» Trecho
__________________________________________________
As alternativas políticas postas no momento não são consistentes com os ganhos que obtivemos ao longo desse longo processo de construção e consolidação do Plano Real. Trabalhos extraordinários foram constituídos. Não só no combate à inflação; na construção de instituições fortes, programas importantes de distribuição de renda. O trabalho da reforma previdenciária. Na questão das reformas inconclusas, como a abertura comercial e a reforma tributária.

Temos uma base muito forte para construir nosso futuro. Por isso é que é importante encontrar uma via melhor do que Lula ou Bolsonaro.

Qual o balanço do governo Bolsonaro e da gestão Paulo Guedes até o momento? É um governo fracassado do ponto de vista das promessas que ele fez. E agora se encontra prisioneiro do centrão. Já tinha um presidente anti-liberal, agora está tendo que acomodar a fisiologia do centrão.

Alguns colegas já estão dizendo que é melhor não ter mais reforma nenhuma. Do jeito que saiu a capitalização da Eletrobras, sei lá se valeu a pena. E o centrão está destroçando a reforma tributária do Imposto de Renda. Além de ter um desgoverno, porque não saber o que faz ou ter ideias erradas, como a CPMF, agora tem essa coisa de ter de negociar com a fisiologia do centrão.

A política econômica estaria mais para um populismo do que um liberalismo? Pois é. Liberal populista. Que combinação horrível.

Será possível conciliar as demandas do Executivo e do Legislativo por mais dinheiro no ano eleitoral com o teto de gastos? O principal agora é a questão dos precatórios. O governo não se preparou para isso. Elementos você tinha para saber o que estava por vir e, de repente, se diz que é um meteoro que apareceu não sei de onde. O Judiciário estava tratando disso, propondo soluções conciliatórias.

Não é uma questão só de teto de gastos, mas de ter um governo que honra seus compromissos. Não pode tratar os precatórios como se fossem lixo. Precatório é uma dívida, tem de ser honrada. Nesse caso, a atitude do presidente também é também totalmente destrutiva. Quando mais precisa do STF [Supremo Tribunal Federal] para ajudar a encontrar uma solução que seja adequada, ele adota a atitude de atacar o STF.
__________________________________________________
» Exercício 1
Transcreva todas as perguntas que aparecem no trecho sobre o governo Bolsonaro.
» Exercício 2
Reproduza no trecho tudo o que vai de "Qual o balanço" até "acomodar a fisiologia do centrão.".
Os itens não são usados aqui.
__________________________________________________
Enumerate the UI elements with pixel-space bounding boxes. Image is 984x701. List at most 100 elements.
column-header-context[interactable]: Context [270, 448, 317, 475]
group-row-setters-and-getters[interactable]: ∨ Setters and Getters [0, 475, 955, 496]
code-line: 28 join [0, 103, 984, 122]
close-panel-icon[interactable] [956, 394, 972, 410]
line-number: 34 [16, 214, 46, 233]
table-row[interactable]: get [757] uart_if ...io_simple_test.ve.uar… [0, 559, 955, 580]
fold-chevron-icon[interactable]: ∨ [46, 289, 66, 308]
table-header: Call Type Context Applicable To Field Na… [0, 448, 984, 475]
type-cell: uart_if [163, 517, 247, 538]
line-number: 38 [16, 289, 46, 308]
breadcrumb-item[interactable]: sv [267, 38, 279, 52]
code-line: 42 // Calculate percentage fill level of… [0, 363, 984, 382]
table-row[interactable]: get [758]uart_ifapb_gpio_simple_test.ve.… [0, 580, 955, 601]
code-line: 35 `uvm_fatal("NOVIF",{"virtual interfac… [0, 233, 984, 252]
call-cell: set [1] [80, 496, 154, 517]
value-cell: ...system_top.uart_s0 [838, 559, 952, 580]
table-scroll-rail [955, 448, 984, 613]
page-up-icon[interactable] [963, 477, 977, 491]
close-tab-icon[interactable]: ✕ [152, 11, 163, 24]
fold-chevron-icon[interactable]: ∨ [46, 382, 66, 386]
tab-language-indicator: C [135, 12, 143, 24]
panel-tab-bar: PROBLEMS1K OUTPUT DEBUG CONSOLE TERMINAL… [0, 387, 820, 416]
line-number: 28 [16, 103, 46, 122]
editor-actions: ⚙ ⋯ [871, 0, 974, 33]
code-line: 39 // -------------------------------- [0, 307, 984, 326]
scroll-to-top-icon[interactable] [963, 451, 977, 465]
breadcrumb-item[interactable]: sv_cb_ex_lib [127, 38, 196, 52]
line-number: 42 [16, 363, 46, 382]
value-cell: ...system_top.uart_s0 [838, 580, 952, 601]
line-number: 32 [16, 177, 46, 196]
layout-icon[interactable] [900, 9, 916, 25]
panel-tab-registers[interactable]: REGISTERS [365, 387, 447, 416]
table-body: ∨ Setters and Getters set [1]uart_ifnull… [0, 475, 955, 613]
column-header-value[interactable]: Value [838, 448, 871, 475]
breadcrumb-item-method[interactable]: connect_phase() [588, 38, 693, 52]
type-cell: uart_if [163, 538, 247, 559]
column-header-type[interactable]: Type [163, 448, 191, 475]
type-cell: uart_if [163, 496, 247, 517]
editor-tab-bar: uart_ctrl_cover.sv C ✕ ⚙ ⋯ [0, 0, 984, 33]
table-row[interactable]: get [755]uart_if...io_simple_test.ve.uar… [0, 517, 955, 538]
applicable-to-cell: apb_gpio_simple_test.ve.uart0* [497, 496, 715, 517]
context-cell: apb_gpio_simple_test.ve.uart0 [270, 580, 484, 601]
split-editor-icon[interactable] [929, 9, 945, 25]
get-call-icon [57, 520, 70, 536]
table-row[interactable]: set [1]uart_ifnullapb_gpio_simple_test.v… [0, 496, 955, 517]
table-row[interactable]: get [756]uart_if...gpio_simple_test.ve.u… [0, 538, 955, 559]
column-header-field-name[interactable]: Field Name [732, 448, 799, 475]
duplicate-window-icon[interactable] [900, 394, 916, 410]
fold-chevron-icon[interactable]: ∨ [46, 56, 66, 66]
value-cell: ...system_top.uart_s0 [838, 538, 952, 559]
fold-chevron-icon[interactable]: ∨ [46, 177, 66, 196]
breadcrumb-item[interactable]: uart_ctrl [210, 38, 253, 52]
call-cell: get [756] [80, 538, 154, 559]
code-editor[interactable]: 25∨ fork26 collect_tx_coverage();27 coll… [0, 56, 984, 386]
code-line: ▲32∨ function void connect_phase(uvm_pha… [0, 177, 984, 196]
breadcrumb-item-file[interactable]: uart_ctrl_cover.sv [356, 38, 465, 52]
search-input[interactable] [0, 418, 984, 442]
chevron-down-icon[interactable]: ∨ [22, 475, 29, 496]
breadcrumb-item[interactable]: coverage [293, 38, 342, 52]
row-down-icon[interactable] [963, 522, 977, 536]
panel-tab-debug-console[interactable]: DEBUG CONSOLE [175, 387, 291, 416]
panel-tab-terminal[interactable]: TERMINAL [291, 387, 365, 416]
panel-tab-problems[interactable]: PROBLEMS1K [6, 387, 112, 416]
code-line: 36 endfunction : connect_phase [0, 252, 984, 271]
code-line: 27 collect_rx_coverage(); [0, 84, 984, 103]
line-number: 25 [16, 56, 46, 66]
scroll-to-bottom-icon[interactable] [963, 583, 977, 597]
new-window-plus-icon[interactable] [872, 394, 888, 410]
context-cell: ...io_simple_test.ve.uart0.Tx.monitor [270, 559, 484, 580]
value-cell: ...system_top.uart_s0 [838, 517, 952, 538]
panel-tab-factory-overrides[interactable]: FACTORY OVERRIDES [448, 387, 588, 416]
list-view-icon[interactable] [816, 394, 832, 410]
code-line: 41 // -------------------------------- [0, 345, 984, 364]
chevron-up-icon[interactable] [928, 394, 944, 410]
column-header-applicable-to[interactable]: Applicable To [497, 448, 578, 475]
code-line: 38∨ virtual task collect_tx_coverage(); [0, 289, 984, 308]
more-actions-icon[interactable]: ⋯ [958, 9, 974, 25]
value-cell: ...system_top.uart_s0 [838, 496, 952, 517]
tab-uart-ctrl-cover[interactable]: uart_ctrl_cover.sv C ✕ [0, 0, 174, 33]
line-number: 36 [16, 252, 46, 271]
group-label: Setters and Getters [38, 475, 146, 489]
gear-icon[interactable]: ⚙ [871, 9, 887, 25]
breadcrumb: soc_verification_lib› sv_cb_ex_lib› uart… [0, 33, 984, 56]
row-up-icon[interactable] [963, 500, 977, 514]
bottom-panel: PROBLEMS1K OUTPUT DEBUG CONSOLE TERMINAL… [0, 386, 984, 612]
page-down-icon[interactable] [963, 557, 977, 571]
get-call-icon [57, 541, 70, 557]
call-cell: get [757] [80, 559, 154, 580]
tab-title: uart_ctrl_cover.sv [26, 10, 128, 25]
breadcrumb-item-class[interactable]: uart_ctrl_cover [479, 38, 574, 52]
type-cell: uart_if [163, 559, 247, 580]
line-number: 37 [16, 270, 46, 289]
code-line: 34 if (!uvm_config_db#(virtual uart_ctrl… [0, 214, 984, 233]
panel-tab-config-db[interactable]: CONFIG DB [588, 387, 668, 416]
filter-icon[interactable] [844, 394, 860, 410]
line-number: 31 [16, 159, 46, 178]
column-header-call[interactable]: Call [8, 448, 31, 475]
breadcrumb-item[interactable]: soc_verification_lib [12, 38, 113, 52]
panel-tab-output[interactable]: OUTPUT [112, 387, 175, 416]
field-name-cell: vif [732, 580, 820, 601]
__________________________________________________
» Resposta escrita 1
Qual o balanço do governo Bolsonaro e da gestão Paulo Guedes até o momento?
A política econômica estaria mais para um populismo do que um liberalismo?
Será possível conciliar as demandas do Executivo e do Legislativo por mais dinheiro no ano eleitoral com o teto de gastos?

» Resposta escrita 2
Qual o balanço do governo Bolsonaro e da gestão Paulo Guedes até o momento? É um governo fracassado do ponto de vista das promessas que ele fez. E agora se encontra prisioneiro do centrão. Já tinha um presidente anti-liberal, agora está tendo que acomodar a fisiologia do centrão.